### WORK TO BE COMPLETED
Extract each line holding the word "подозревать" from the entries.

--- START MATERIALS PROVIDED ---

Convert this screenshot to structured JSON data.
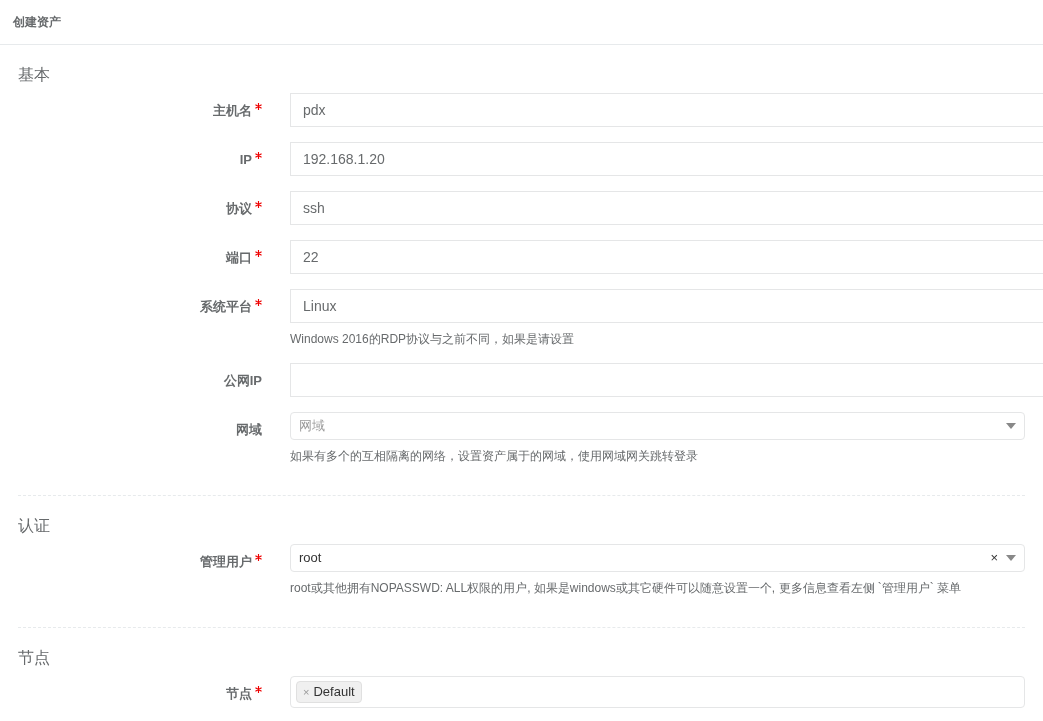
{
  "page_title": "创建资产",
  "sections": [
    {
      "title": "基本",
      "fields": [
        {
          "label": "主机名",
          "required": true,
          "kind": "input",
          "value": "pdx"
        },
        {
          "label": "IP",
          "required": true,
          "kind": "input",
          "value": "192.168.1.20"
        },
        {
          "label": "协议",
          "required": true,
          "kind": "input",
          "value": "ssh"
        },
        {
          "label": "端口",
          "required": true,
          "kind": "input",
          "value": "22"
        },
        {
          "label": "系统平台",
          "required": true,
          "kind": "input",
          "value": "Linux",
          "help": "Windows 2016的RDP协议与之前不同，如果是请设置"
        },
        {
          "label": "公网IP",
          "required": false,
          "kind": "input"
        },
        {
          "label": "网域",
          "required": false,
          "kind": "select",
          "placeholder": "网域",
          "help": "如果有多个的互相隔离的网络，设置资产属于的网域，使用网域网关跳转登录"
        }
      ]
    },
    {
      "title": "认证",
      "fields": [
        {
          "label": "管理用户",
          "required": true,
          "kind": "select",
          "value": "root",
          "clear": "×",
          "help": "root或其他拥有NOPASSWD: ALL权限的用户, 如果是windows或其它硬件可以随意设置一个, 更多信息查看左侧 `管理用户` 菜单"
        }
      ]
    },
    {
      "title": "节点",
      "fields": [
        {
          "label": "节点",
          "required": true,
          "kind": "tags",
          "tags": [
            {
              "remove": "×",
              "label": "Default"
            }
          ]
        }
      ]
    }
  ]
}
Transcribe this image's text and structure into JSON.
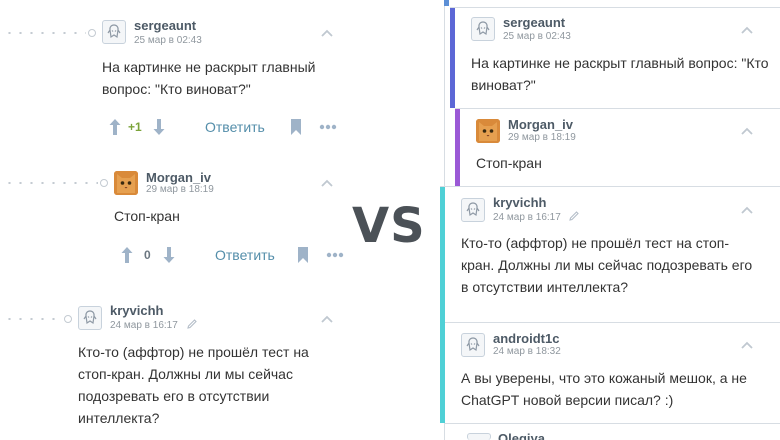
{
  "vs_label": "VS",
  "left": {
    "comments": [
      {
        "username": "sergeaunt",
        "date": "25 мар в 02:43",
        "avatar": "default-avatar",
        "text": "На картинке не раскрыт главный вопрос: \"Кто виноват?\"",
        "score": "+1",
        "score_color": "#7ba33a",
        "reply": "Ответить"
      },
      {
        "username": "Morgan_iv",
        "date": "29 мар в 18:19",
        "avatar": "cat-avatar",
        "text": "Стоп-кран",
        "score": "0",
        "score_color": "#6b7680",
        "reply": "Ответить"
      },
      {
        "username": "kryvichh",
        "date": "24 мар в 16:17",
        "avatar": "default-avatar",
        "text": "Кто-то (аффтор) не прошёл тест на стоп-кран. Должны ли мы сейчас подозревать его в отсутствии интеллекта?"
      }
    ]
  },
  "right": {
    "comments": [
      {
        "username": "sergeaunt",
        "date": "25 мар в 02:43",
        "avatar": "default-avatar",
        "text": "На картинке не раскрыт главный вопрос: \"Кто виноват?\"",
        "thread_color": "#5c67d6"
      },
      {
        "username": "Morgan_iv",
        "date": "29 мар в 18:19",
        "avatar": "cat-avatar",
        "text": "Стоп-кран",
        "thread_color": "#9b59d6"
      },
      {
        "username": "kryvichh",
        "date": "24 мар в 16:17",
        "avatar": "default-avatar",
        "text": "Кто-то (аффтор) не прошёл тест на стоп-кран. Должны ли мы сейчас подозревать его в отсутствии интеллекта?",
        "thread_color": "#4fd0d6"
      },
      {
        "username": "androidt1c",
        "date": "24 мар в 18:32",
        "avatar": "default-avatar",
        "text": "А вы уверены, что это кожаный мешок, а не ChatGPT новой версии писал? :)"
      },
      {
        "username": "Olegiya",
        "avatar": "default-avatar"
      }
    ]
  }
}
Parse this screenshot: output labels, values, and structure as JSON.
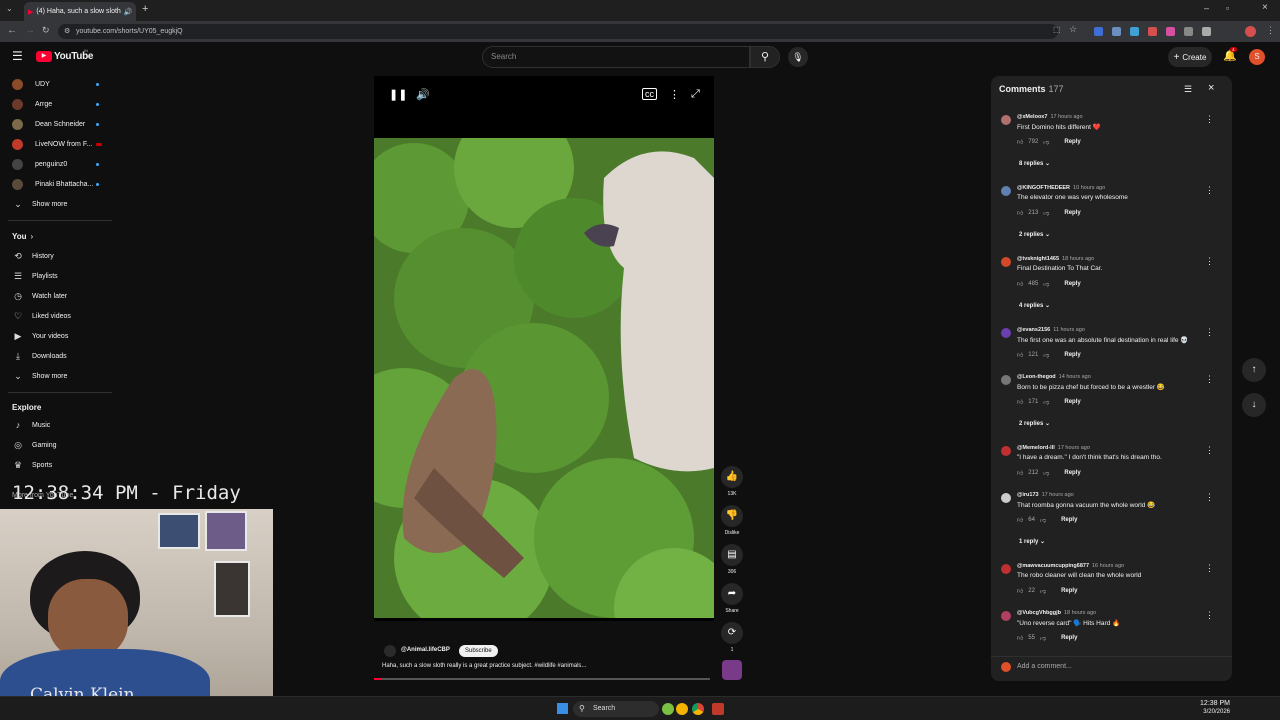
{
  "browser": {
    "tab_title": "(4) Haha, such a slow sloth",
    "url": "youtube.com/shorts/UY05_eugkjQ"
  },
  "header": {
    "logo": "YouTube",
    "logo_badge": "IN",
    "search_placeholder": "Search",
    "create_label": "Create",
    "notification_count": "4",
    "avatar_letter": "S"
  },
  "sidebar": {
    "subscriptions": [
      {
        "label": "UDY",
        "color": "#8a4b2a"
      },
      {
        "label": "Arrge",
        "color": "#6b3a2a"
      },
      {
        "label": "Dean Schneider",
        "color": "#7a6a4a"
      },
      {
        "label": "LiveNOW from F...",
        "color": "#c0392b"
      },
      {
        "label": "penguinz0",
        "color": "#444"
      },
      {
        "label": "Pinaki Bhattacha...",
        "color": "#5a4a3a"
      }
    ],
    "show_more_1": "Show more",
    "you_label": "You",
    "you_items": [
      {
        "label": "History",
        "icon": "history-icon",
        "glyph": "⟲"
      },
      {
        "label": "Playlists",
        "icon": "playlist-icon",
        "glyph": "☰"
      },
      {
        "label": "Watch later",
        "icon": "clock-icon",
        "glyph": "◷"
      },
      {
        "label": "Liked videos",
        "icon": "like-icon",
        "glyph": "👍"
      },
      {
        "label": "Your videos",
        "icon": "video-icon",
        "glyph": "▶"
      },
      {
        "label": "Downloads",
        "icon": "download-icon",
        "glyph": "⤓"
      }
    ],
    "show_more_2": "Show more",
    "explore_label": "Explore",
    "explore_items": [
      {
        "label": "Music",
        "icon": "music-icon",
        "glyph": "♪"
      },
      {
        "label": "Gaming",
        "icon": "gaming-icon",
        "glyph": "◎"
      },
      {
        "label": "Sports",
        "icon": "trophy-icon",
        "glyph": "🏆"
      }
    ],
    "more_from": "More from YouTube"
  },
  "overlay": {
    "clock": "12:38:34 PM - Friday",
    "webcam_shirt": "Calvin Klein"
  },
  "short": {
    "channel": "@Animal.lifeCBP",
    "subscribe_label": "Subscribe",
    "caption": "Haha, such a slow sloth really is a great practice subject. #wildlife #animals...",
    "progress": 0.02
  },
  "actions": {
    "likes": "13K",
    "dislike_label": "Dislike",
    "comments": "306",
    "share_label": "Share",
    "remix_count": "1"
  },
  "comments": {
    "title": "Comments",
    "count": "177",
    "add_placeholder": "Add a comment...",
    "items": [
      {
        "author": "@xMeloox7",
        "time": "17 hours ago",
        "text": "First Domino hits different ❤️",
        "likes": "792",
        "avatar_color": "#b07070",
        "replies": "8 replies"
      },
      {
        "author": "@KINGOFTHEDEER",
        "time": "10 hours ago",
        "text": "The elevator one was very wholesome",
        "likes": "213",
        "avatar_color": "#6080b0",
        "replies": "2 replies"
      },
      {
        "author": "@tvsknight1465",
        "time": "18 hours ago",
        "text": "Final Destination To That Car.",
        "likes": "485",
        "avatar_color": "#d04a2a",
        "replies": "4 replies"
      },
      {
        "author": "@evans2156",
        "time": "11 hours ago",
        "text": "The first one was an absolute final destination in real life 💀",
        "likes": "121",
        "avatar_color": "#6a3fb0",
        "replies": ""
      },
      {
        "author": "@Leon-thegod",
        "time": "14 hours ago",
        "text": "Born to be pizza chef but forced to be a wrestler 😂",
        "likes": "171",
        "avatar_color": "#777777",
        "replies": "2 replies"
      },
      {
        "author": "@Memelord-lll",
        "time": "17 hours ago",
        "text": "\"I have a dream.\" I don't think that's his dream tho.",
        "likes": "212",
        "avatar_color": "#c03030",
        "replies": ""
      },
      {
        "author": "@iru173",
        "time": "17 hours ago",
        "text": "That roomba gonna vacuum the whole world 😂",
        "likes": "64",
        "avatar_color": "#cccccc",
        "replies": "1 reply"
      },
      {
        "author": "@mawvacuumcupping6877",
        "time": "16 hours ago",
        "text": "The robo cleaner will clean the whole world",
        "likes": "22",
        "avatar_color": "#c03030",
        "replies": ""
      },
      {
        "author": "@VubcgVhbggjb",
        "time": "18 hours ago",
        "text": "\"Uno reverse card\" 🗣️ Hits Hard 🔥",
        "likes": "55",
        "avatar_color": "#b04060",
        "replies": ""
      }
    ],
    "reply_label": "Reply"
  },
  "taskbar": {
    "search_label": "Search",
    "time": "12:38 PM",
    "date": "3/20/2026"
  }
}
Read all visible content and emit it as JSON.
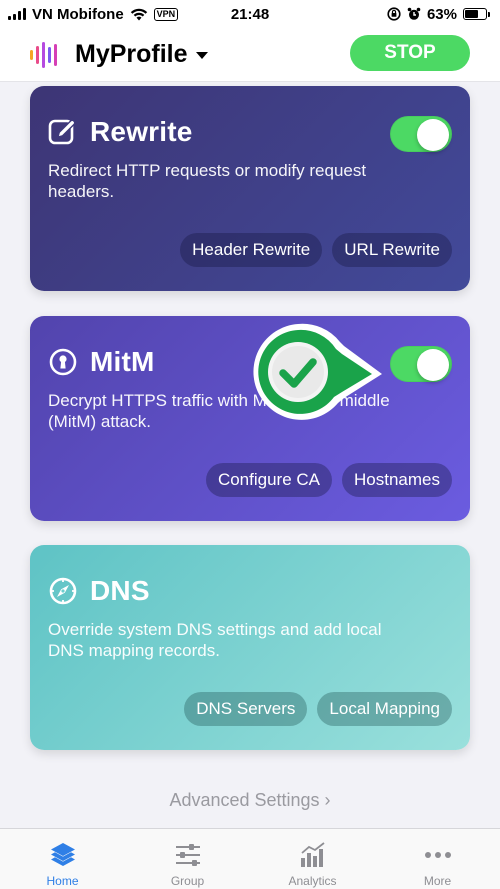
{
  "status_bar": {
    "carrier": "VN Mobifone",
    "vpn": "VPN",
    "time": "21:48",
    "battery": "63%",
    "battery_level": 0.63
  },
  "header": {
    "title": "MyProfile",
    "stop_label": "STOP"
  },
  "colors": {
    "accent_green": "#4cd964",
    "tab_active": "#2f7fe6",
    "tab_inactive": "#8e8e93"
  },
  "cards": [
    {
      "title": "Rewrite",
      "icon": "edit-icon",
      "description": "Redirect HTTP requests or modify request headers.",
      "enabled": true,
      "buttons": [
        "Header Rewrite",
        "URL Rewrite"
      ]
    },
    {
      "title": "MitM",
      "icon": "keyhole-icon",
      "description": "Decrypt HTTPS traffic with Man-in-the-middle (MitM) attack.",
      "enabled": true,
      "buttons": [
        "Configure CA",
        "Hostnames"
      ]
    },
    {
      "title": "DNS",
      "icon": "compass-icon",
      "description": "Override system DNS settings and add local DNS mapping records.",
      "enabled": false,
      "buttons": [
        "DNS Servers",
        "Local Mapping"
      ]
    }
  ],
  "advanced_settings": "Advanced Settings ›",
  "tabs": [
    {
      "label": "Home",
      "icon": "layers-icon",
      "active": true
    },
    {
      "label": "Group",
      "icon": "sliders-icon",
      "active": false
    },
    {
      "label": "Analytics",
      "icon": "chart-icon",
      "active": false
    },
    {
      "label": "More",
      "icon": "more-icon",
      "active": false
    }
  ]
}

--- END MATERIALS PROVIDED ---

### THE ANSWER
        "text": "Кто-то (аффтор) не прошёл тест на стоп-кран. Должны ли мы сейчас подозревать его в отсутствии интеллекта?"
        "text": "Кто-то (аффтор) не прошёл тест на стоп-кран. Должны ли мы сейчас подозревать его в отсутствии интеллекта?",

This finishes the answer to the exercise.